***** DATASET EXCERPTS

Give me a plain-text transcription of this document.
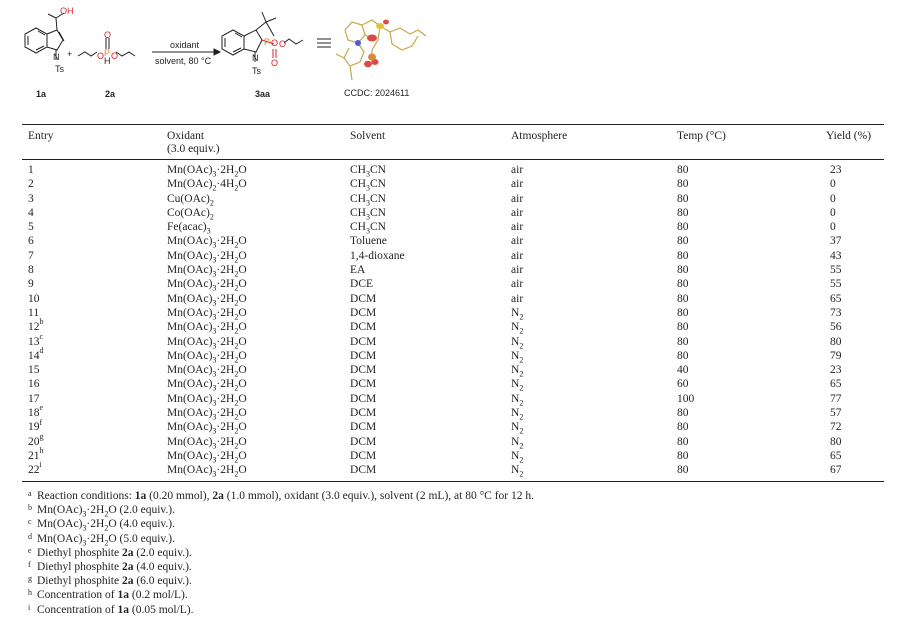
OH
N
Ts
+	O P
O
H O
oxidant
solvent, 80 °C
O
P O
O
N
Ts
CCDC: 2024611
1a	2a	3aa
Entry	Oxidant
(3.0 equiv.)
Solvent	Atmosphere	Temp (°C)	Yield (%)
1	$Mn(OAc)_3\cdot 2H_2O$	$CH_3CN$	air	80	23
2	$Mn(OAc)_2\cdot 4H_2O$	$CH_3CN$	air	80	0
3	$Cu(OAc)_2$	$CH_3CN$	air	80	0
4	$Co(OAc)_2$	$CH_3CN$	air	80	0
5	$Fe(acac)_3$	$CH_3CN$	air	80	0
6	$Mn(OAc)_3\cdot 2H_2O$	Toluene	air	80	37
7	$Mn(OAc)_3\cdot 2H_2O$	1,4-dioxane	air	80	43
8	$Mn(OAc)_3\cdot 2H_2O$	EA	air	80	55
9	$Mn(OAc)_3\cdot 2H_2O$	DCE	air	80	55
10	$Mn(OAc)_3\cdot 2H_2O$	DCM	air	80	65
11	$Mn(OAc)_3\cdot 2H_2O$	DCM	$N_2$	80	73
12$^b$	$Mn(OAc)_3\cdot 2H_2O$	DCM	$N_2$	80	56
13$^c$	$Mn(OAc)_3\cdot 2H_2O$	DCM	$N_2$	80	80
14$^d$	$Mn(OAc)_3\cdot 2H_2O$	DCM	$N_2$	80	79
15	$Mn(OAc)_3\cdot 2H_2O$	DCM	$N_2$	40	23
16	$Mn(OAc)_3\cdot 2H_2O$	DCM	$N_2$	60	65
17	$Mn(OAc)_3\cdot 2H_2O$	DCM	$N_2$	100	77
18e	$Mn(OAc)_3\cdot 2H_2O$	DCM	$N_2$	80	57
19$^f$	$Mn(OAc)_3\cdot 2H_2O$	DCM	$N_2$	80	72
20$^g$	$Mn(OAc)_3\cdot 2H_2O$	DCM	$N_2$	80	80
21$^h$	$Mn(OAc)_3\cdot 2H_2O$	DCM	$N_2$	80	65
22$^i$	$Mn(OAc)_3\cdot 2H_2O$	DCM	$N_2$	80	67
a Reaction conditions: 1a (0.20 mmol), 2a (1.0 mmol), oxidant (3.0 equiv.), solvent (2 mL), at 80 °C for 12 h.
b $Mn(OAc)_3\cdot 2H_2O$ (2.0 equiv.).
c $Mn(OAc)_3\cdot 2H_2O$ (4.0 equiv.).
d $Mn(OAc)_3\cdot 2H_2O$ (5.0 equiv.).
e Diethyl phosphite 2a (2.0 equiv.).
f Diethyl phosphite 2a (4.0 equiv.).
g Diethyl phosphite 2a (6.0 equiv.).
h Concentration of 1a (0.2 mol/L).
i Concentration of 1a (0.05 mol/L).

**********

- JOB -
All of the entries need to be transcribed word for word; pictures are left out.

- FULL RESPONSE -
Give me a plain-text transcription of this document.
OH
N
Ts
+	O P
O
H O
oxidant
solvent, 80 °C
O
P O
O
N
Ts
CCDC: 2024611
1a	2a	3aa
Entry	Oxidant
(3.0 equiv.)
Solvent	Atmosphere	Temp (°C)	Yield (%)
1	$Mn(OAc)_3\cdot 2H_2O$	$CH_3CN$	air	80	23
2	$Mn(OAc)_2\cdot 4H_2O$	$CH_3CN$	air	80	0
3	$Cu(OAc)_2$	$CH_3CN$	air	80	0
4	$Co(OAc)_2$	$CH_3CN$	air	80	0
5	$Fe(acac)_3$	$CH_3CN$	air	80	0
6	$Mn(OAc)_3\cdot 2H_2O$	Toluene	air	80	37
7	$Mn(OAc)_3\cdot 2H_2O$	1,4-dioxane	air	80	43
8	$Mn(OAc)_3\cdot 2H_2O$	EA	air	80	55
9	$Mn(OAc)_3\cdot 2H_2O$	DCE	air	80	55
10	$Mn(OAc)_3\cdot 2H_2O$	DCM	air	80	65
11	$Mn(OAc)_3\cdot 2H_2O$	DCM	$N_2$	80	73
12$^b$	$Mn(OAc)_3\cdot 2H_2O$	DCM	$N_2$	80	56
13$^c$	$Mn(OAc)_3\cdot 2H_2O$	DCM	$N_2$	80	80
14$^d$	$Mn(OAc)_3\cdot 2H_2O$	DCM	$N_2$	80	79
15	$Mn(OAc)_3\cdot 2H_2O$	DCM	$N_2$	40	23
16	$Mn(OAc)_3\cdot 2H_2O$	DCM	$N_2$	60	65
17	$Mn(OAc)_3\cdot 2H_2O$	DCM	$N_2$	100	77
18e	$Mn(OAc)_3\cdot 2H_2O$	DCM	$N_2$	80	57
19$^f$	$Mn(OAc)_3\cdot 2H_2O$	DCM	$N_2$	80	72
20$^g$	$Mn(OAc)_3\cdot 2H_2O$	DCM	$N_2$	80	80
21$^h$	$Mn(OAc)_3\cdot 2H_2O$	DCM	$N_2$	80	65
22$^i$	$Mn(OAc)_3\cdot 2H_2O$	DCM	$N_2$	80	67
a Reaction conditions: 1a (0.20 mmol), 2a (1.0 mmol), oxidant (3.0 equiv.), solvent (2 mL), at 80 °C for 12 h.
b $Mn(OAc)_3\cdot 2H_2O$ (2.0 equiv.).
c $Mn(OAc)_3\cdot 2H_2O$ (4.0 equiv.).
d $Mn(OAc)_3\cdot 2H_2O$ (5.0 equiv.).
e Diethyl phosphite 2a (2.0 equiv.).
f Diethyl phosphite 2a (4.0 equiv.).
g Diethyl phosphite 2a (6.0 equiv.).
h Concentration of 1a (0.2 mol/L).
i Concentration of 1a (0.05 mol/L).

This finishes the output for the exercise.